• _INFORMATION SHOWN_
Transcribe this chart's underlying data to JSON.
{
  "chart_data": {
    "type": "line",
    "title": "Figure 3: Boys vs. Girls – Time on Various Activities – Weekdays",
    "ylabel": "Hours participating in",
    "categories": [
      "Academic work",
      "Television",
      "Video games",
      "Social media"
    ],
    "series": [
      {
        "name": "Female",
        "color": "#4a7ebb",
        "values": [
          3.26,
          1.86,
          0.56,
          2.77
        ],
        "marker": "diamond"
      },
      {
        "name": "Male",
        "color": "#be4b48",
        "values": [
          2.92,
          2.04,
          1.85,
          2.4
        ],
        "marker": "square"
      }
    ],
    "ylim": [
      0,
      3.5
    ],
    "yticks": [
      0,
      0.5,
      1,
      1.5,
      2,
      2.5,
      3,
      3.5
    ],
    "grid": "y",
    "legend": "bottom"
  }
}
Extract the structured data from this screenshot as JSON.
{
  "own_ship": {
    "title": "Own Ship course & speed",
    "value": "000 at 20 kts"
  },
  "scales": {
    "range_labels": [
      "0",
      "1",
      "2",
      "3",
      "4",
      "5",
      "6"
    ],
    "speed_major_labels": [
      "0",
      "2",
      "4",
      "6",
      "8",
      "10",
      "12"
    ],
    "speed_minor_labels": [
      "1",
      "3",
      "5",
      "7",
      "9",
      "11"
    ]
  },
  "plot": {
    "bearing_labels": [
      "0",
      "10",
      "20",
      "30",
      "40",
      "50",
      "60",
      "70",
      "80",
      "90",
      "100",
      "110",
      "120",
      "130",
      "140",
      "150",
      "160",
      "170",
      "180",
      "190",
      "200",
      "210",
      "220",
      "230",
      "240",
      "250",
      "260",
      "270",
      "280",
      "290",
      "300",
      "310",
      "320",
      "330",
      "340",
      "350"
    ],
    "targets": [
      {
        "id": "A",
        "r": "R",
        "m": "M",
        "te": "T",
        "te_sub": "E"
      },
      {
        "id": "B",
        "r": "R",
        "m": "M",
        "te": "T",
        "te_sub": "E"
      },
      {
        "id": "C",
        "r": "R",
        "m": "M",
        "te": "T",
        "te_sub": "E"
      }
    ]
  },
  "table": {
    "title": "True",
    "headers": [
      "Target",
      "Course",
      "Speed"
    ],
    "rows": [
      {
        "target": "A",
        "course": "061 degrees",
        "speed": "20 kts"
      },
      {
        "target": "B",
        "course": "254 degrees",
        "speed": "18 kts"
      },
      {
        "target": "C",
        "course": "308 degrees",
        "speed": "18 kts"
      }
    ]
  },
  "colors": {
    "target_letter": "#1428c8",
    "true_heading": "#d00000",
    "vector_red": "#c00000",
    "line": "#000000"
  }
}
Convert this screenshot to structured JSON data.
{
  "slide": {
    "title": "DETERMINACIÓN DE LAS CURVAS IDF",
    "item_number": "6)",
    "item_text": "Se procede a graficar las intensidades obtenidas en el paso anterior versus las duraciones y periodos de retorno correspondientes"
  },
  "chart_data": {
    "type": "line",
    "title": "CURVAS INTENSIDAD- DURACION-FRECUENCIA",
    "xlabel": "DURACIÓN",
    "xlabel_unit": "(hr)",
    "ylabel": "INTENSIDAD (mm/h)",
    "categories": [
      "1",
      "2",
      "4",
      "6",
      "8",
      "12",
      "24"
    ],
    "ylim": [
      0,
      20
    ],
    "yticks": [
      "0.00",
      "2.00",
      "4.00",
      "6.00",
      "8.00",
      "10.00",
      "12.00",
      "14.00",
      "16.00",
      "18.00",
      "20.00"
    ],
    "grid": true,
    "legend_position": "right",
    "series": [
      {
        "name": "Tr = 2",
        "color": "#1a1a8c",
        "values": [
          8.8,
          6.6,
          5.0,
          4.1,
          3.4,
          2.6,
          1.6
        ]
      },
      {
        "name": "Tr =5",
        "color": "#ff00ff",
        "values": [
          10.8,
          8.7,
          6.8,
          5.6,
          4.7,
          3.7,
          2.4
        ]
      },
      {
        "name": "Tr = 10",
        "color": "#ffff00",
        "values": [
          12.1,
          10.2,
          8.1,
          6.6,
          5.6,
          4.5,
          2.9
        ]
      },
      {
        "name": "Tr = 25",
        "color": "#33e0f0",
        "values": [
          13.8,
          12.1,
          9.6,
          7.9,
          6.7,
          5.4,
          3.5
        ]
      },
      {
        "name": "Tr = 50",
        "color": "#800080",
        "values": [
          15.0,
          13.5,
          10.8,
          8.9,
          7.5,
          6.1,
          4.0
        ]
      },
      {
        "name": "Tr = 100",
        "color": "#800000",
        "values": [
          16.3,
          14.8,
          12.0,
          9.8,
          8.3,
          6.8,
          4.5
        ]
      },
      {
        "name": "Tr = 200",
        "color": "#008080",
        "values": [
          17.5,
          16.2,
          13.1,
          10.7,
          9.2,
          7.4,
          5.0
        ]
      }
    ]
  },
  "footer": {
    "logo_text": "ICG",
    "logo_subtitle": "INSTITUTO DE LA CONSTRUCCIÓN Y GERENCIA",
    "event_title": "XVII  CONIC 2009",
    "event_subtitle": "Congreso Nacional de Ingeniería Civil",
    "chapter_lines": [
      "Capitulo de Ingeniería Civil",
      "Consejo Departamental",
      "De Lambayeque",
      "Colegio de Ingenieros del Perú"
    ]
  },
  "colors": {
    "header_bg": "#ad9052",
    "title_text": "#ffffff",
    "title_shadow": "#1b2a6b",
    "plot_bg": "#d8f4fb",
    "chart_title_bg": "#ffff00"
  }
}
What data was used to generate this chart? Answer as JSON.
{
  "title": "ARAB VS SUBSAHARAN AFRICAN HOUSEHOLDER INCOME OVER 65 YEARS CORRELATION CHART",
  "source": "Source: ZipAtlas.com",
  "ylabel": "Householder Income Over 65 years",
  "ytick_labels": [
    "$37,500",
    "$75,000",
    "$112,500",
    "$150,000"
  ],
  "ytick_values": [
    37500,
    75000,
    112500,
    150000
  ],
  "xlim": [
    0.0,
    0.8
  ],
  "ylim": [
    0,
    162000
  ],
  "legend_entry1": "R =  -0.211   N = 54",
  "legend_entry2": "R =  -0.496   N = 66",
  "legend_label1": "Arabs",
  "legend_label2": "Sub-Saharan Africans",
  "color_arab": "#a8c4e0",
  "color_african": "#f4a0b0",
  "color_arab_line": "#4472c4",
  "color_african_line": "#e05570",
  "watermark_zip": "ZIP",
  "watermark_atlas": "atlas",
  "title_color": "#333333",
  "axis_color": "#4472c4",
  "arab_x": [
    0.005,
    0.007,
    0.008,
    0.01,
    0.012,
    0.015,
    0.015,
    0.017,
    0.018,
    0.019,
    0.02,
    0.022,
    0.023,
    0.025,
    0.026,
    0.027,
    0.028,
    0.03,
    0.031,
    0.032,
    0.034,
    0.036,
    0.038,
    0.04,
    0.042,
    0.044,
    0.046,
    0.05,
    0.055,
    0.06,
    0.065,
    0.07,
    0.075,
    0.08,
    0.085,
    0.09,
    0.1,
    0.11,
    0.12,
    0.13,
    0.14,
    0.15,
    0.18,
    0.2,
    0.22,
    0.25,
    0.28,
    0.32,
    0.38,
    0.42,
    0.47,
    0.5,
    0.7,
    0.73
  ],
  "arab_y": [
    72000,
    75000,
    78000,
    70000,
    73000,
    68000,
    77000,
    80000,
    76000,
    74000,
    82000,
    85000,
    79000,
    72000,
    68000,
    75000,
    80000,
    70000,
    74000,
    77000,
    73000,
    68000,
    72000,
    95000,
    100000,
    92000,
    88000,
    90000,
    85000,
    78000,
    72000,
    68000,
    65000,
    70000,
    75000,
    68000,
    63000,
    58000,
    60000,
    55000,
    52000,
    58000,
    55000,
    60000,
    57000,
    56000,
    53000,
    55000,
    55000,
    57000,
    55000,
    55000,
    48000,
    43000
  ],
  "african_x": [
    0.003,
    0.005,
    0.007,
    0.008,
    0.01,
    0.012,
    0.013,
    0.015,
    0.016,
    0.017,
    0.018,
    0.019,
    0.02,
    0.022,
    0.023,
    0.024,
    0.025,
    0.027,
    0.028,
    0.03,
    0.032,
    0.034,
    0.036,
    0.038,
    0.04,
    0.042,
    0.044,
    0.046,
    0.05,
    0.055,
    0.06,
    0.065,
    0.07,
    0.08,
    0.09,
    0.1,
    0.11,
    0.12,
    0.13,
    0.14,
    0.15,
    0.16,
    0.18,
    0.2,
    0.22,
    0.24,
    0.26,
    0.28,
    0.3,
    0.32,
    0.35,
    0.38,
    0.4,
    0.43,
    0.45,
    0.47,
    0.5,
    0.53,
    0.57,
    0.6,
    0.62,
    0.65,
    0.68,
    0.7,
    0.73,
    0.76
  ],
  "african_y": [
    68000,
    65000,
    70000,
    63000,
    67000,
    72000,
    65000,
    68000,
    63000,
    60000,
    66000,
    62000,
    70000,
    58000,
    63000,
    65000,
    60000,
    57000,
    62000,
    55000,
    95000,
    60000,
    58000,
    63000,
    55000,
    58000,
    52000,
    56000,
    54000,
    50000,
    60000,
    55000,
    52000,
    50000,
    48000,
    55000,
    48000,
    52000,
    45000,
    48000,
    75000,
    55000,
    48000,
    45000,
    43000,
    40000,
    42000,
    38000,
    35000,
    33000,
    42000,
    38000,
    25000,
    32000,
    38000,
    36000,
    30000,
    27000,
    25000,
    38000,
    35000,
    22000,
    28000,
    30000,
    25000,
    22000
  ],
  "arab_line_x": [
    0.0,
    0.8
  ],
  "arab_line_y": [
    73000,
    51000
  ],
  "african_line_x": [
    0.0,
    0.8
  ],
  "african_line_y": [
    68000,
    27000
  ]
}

• _TASK INSTRUCTIONS_
Pull out each line holding the string "structured".

• _TASK RESULT_
Extract the structured data from this screenshot as JSON.
Convert this screenshot to structured JSON data.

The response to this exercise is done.